- _SOURCE MATERIAL_:
-- -- --

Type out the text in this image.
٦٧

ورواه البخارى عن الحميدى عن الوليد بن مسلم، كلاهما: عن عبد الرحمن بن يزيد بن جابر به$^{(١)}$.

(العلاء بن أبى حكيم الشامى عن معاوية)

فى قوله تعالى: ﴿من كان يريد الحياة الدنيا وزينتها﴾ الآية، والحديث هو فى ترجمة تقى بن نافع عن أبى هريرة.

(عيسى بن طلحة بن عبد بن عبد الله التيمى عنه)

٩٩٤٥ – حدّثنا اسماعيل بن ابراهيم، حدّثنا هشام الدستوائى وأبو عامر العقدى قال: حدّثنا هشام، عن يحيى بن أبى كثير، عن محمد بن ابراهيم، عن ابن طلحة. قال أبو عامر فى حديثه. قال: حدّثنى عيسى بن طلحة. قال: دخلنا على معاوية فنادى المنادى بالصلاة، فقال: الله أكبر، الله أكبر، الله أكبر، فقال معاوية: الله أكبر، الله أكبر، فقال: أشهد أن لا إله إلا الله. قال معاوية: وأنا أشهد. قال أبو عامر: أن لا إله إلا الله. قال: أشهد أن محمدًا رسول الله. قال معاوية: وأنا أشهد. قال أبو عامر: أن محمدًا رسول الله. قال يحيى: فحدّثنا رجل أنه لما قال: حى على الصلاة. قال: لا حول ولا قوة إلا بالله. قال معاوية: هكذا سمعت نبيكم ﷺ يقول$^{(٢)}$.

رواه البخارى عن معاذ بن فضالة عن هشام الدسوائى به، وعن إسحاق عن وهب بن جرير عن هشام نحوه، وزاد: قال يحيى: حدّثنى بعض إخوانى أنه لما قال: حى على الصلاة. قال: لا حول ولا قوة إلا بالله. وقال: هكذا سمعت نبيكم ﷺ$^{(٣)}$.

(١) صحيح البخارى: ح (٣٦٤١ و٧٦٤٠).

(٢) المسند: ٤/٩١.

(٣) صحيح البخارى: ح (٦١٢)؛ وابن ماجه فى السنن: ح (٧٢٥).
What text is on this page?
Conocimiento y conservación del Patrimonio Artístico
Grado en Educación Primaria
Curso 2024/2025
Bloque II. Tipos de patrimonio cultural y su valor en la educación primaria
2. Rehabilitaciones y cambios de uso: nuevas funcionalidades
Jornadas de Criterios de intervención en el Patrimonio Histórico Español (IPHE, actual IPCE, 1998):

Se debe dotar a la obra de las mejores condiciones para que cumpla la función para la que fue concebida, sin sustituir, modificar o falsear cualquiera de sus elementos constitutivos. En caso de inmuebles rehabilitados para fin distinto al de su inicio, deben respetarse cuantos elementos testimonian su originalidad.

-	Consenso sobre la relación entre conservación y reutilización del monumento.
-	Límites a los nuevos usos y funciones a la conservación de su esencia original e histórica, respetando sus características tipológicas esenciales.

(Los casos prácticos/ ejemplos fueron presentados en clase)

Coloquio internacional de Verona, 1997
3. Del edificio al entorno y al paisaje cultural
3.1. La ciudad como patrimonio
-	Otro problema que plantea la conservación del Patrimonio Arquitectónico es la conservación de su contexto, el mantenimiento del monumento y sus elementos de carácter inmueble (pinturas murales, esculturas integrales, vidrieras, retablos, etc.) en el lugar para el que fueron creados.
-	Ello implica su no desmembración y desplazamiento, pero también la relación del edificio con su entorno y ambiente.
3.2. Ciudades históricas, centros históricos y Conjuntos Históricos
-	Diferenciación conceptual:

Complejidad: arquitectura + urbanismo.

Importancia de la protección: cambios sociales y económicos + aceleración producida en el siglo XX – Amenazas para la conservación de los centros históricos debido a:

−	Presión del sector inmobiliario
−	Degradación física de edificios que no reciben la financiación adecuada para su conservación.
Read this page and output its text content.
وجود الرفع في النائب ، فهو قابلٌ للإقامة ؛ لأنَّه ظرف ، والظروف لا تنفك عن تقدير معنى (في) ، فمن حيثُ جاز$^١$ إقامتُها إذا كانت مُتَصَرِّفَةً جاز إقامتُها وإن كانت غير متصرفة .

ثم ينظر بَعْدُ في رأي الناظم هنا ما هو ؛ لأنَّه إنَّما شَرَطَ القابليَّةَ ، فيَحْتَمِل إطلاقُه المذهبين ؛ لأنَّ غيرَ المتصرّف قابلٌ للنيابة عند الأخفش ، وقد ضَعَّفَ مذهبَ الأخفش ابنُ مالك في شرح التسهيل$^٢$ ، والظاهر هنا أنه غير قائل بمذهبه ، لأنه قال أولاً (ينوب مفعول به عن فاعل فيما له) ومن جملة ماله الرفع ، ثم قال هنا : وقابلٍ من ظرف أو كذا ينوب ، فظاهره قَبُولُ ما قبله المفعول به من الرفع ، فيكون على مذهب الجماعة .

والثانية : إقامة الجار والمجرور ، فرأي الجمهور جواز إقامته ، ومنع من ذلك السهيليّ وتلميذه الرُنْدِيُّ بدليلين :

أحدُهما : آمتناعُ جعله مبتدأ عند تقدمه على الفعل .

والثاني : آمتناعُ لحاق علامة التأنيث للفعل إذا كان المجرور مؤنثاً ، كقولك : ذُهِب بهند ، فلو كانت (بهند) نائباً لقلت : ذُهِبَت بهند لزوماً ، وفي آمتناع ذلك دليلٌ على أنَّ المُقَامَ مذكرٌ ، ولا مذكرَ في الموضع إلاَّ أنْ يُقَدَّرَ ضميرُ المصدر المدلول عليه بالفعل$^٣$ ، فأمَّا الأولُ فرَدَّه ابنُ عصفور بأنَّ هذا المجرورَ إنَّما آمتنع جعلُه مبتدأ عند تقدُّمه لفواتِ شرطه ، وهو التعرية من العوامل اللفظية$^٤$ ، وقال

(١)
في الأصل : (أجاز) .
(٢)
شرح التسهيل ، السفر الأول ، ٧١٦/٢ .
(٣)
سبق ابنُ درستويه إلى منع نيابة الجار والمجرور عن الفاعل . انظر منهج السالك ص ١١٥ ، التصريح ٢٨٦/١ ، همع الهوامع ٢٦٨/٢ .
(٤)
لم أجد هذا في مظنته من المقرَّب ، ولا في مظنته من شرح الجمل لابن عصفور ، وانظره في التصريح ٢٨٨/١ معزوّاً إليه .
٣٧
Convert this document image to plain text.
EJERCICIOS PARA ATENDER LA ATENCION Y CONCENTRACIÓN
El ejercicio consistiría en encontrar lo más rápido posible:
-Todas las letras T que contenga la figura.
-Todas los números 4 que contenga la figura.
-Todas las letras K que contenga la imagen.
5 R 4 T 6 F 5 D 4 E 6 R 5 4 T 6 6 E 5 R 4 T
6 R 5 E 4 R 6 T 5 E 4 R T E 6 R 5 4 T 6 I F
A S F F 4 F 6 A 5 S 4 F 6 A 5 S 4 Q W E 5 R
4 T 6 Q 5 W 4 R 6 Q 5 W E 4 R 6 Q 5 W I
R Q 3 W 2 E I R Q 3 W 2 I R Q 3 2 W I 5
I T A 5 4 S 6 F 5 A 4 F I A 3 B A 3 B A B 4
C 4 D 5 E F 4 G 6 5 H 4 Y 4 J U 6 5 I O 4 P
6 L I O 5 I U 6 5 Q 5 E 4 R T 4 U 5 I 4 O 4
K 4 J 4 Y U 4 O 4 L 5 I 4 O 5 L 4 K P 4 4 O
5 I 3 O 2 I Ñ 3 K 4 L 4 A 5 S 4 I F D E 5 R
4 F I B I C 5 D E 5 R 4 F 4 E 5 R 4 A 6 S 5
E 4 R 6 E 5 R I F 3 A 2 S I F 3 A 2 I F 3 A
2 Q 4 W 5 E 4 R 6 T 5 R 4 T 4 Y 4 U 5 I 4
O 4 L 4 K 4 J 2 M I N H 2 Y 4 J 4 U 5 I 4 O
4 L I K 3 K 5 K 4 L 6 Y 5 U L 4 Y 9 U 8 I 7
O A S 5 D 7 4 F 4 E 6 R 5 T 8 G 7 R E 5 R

-- -- --

- _TASK_: Count up the lines in the listing that hold the word "monumento", and give that number only.

- _RESULT OF THE EXERCISE_: 2